* [GOAL]:
The entries are to be returned exactly, with images left out.

* [WORKING DATA]:
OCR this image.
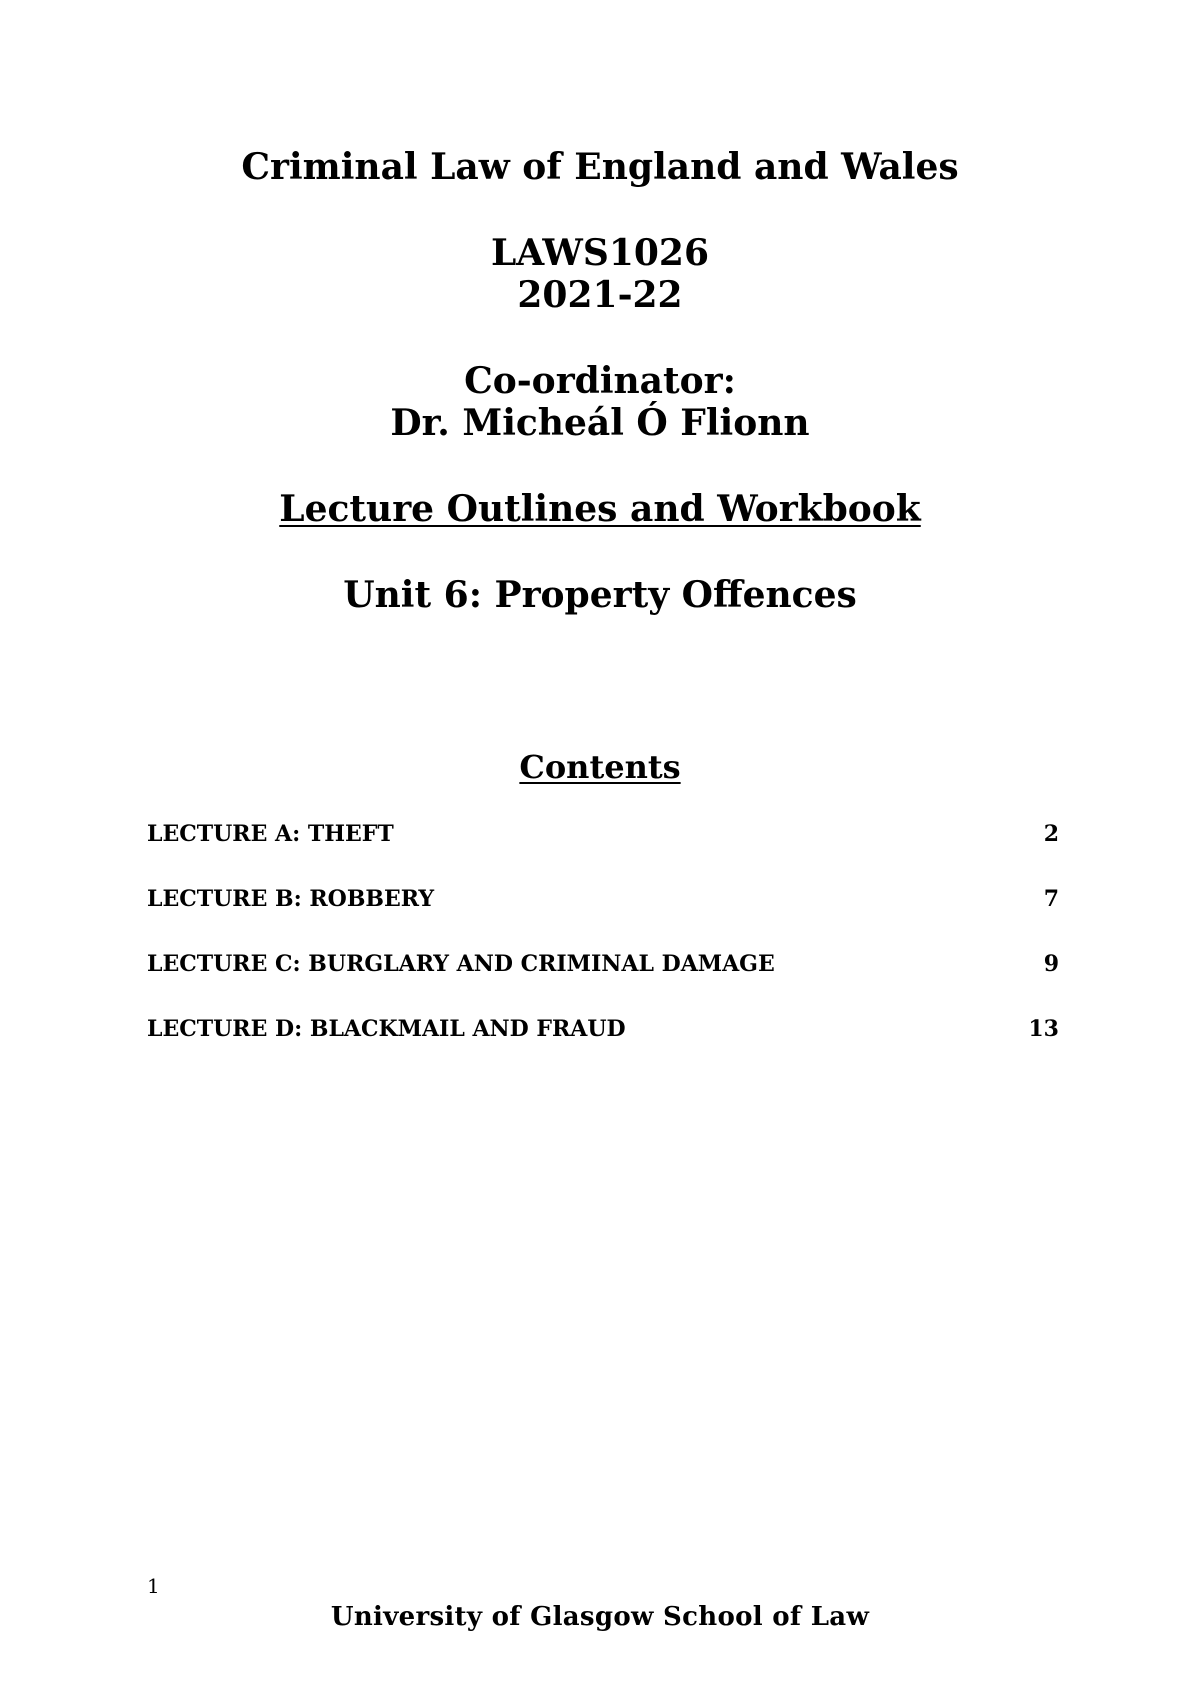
Criminal Law of England and Wales
LAWS1026
2021-22
Co-ordinator:
Dr. Micheál Ó Flionn
Lecture Outlines and Workbook
Unit 6: Property Offences
Contents
LECTURE A: THEFT	2
LECTURE B: ROBBERY	7
LECTURE C: BURGLARY AND CRIMINAL DAMAGE	9
LECTURE D: BLACKMAIL AND FRAUD	13
1
University of Glasgow School of Law
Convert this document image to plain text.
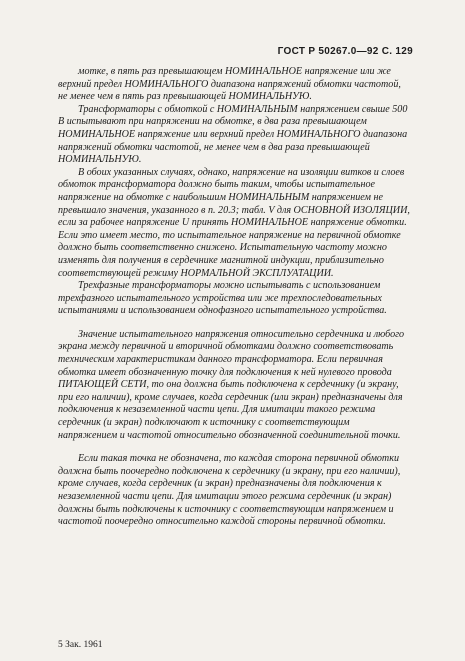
ГОСТ Р 50267.0—92 С. 129

мотке, в пять раз превышающем НОМИНАЛЬНОЕ напряжение или же верхний предел НОМИНАЛЬНОГО диапазона напряжений обмотки частотой, не менее чем в пять раз превышающей НОМИНАЛЬНУЮ.

Трансформаторы с обмоткой с НОМИНАЛЬНЫМ напряжением свыше 500 В испытывают при напряжении на обмотке, в два раза превышающем НОМИНАЛЬНОЕ напряжение или верхний предел НОМИНАЛЬНОГО диапазона напряжений обмотки частотой, не менее чем в два раза превышающей НОМИНАЛЬНУЮ.

В обоих указанных случаях, однако, напряжение на изоляции витков и слоев обмоток трансформатора должно быть таким, чтобы испытательное напряжение на обмотке с наибольшим НОМИНАЛЬНЫМ напряжением не превышало значения, указанного в п. 20.3; табл. V для ОСНОВНОЙ ИЗОЛЯЦИИ, если за рабочее напряжение U принять НОМИНАЛЬНОЕ напряжение обмотки. Если это имеет место, то испытательное напряжение на первичной обмотке должно быть соответственно снижено. Испытательную частоту можно изменять для получения в сердечнике магнитной индукции, приблизительно соответствующей режиму НОРМАЛЬНОЙ ЭКСПЛУАТАЦИИ.

Трехфазные трансформаторы можно испытывать с использованием трехфазного испытательного устройства или же трехпоследовательных испытаниями и использованием однофазного испытательного устройства.

Значение испытательного напряжения относительно сердечника и любого экрана между первичной и вторичной обмотками должно соответствовать техническим характеристикам данного трансформатора. Если первичная обмотка имеет обозначенную точку для подключения к ней нулевого провода ПИТАЮЩЕЙ СЕТИ, то она должна быть подключена к сердечнику (и экрану, при его наличии), кроме случаев, когда сердечник (или экран) предназначены для подключения к незаземленной части цепи. Для имитации такого режима сердечник (и экран) подключают к источнику с соответствующим напряжением и частотой относительно обозначенной соединительной точки.

Если такая точка не обозначена, то каждая сторона первичной обмотки должна быть поочередно подключена к сердечнику (и экрану, при его наличии), кроме случаев, когда сердечник (и экран) предназначены для подключения к незаземленной части цепи. Для имитации этого режима сердечник (и экран) должны быть подключены к источнику с соответствующим напряжением и частотой поочередно относительно каждой стороны первичной обмотки.

5 Зак. 1961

* [THE COMPLETED TASK]:
OCR this image.
Criminal Law of England and Wales
LAWS1026
2021-22
Co-ordinator:
Dr. Micheál Ó Flionn
Lecture Outlines and Workbook
Unit 6: Property Offences
Contents
LECTURE A: THEFT	2
LECTURE B: ROBBERY	7
LECTURE C: BURGLARY AND CRIMINAL DAMAGE	9
LECTURE D: BLACKMAIL AND FRAUD	13
1
University of Glasgow School of Law
Convert this document image to plain text.
ГОСТ Р 50267.0—92 С. 129

мотке, в пять раз превышающем НОМИНАЛЬНОЕ напряжение или же верхний предел НОМИНАЛЬНОГО диапазона напряжений обмотки частотой, не менее чем в пять раз превышающей НОМИНАЛЬНУЮ.

Трансформаторы с обмоткой с НОМИНАЛЬНЫМ напряжением свыше 500 В испытывают при напряжении на обмотке, в два раза превышающем НОМИНАЛЬНОЕ напряжение или верхний предел НОМИНАЛЬНОГО диапазона напряжений обмотки частотой, не менее чем в два раза превышающей НОМИНАЛЬНУЮ.

В обоих указанных случаях, однако, напряжение на изоляции витков и слоев обмоток трансформатора должно быть таким, чтобы испытательное напряжение на обмотке с наибольшим НОМИНАЛЬНЫМ напряжением не превышало значения, указанного в п. 20.3; табл. V для ОСНОВНОЙ ИЗОЛЯЦИИ, если за рабочее напряжение U принять НОМИНАЛЬНОЕ напряжение обмотки. Если это имеет место, то испытательное напряжение на первичной обмотке должно быть соответственно снижено. Испытательную частоту можно изменять для получения в сердечнике магнитной индукции, приблизительно соответствующей режиму НОРМАЛЬНОЙ ЭКСПЛУАТАЦИИ.

Трехфазные трансформаторы можно испытывать с использованием трехфазного испытательного устройства или же трехпоследовательных испытаниями и использованием однофазного испытательного устройства.

Значение испытательного напряжения относительно сердечника и любого экрана между первичной и вторичной обмотками должно соответствовать техническим характеристикам данного трансформатора. Если первичная обмотка имеет обозначенную точку для подключения к ней нулевого провода ПИТАЮЩЕЙ СЕТИ, то она должна быть подключена к сердечнику (и экрану, при его наличии), кроме случаев, когда сердечник (или экран) предназначены для подключения к незаземленной части цепи. Для имитации такого режима сердечник (и экран) подключают к источнику с соответствующим напряжением и частотой относительно обозначенной соединительной точки.

Если такая точка не обозначена, то каждая сторона первичной обмотки должна быть поочередно подключена к сердечнику (и экрану, при его наличии), кроме случаев, когда сердечник (и экран) предназначены для подключения к незаземленной части цепи. Для имитации этого режима сердечник (и экран) должны быть подключены к источнику с соответствующим напряжением и частотой поочередно относительно каждой стороны первичной обмотки.

5 Зак. 1961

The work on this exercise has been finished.